= INSTRUCTION =
Wherever a line holds the word "Patrol", copy that line out.
— START OF EXERCISE MATERIALS —
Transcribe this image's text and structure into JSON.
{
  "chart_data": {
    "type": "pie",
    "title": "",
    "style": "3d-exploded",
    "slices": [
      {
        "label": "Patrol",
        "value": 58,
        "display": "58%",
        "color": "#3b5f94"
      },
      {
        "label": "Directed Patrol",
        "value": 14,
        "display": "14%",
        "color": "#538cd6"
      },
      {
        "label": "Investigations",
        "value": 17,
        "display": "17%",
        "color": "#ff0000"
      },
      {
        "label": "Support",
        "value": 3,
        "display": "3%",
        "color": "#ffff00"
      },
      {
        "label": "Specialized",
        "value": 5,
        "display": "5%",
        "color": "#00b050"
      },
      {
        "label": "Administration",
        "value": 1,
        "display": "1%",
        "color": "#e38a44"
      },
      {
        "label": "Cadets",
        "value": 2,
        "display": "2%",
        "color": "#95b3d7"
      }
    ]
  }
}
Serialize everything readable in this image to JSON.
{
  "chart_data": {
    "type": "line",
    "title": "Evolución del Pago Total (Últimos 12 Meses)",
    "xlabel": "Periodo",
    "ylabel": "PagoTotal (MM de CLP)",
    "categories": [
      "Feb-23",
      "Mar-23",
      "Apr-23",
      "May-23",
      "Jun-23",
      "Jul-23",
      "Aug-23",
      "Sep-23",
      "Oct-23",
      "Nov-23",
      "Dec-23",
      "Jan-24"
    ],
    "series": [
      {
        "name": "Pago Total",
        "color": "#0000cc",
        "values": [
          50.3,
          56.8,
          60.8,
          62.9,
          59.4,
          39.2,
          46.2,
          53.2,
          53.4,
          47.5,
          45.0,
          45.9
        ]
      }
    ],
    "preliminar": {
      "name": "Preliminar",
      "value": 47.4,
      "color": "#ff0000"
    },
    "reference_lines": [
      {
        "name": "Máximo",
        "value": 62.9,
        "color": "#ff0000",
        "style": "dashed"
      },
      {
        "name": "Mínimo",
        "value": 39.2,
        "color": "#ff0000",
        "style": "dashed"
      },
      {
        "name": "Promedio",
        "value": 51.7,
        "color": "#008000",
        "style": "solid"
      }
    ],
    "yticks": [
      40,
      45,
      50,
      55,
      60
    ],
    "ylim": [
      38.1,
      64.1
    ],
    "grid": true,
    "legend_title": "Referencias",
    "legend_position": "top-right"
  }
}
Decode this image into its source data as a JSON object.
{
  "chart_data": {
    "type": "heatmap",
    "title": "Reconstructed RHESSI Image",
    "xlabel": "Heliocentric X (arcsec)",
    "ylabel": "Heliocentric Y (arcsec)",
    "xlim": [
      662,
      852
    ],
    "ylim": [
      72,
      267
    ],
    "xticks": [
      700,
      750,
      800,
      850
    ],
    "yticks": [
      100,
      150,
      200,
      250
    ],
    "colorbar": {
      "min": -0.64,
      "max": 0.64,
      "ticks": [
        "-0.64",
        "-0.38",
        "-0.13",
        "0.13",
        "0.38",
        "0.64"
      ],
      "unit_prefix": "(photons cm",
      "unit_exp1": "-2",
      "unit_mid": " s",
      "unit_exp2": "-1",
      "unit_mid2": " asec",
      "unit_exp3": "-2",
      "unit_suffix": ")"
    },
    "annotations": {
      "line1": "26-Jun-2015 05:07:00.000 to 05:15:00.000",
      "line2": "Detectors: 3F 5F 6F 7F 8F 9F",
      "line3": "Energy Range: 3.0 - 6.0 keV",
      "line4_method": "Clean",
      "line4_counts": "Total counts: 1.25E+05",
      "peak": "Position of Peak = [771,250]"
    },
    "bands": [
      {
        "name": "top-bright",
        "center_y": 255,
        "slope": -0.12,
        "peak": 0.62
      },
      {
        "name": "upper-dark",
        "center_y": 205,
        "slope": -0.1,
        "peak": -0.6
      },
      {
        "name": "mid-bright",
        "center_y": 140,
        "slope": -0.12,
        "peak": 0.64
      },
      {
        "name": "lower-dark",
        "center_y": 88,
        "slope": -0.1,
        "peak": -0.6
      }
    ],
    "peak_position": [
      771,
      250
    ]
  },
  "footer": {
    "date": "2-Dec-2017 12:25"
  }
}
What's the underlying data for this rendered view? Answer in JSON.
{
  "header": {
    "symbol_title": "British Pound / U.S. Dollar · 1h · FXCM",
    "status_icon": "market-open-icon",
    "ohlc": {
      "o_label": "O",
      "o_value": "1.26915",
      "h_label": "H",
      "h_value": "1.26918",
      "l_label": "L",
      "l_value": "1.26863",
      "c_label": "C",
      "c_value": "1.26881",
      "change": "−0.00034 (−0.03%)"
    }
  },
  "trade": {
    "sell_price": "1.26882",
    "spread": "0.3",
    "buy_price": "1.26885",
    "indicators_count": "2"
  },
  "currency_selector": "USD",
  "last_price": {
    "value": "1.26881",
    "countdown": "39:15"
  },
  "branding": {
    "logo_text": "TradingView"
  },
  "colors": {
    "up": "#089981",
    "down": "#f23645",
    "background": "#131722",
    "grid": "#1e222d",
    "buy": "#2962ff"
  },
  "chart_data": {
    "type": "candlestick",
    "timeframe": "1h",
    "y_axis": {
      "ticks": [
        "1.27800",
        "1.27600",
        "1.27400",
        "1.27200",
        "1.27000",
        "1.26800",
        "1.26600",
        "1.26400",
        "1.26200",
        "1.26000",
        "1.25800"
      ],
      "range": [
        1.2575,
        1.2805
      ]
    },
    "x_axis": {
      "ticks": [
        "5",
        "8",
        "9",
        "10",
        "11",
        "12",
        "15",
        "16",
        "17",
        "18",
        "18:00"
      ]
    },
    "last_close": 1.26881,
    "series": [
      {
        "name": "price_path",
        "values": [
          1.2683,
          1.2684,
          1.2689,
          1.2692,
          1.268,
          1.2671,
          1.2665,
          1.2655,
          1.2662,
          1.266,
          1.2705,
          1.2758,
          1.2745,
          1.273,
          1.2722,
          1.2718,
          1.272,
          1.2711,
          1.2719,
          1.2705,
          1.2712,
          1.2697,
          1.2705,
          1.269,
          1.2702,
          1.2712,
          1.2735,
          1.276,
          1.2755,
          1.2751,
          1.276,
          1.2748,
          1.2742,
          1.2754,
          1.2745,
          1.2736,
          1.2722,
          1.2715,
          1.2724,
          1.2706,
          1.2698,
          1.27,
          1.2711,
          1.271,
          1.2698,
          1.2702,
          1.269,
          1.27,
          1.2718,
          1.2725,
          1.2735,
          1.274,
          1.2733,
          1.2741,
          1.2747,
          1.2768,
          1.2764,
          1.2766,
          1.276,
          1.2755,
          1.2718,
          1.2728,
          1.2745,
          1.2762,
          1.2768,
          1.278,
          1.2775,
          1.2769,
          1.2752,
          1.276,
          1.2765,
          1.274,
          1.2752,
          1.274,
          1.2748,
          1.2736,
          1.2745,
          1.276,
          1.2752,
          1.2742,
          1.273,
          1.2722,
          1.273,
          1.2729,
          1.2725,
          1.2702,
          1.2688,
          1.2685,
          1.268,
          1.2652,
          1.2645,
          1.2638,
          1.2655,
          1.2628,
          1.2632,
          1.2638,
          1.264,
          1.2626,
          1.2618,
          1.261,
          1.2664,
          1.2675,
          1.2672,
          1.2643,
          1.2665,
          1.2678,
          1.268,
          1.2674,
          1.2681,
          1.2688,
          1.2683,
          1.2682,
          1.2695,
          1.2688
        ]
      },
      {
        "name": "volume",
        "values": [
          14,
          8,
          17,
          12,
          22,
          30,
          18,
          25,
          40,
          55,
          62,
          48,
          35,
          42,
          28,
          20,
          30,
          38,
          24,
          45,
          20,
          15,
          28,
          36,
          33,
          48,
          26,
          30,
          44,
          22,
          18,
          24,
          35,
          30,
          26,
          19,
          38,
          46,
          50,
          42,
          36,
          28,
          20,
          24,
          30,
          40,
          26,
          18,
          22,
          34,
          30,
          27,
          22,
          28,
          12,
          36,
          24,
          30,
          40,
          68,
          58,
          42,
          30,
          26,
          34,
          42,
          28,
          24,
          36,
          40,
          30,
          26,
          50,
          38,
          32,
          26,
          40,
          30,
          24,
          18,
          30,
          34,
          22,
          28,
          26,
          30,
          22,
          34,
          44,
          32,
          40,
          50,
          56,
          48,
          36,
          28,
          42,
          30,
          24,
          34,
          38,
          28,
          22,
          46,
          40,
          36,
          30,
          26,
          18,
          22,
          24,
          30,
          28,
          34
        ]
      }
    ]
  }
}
— END OF EXERCISE MATERIALS —
= PROBLEM SOLUTION =
        "label": "Patrol",
        "label": "Directed Patrol",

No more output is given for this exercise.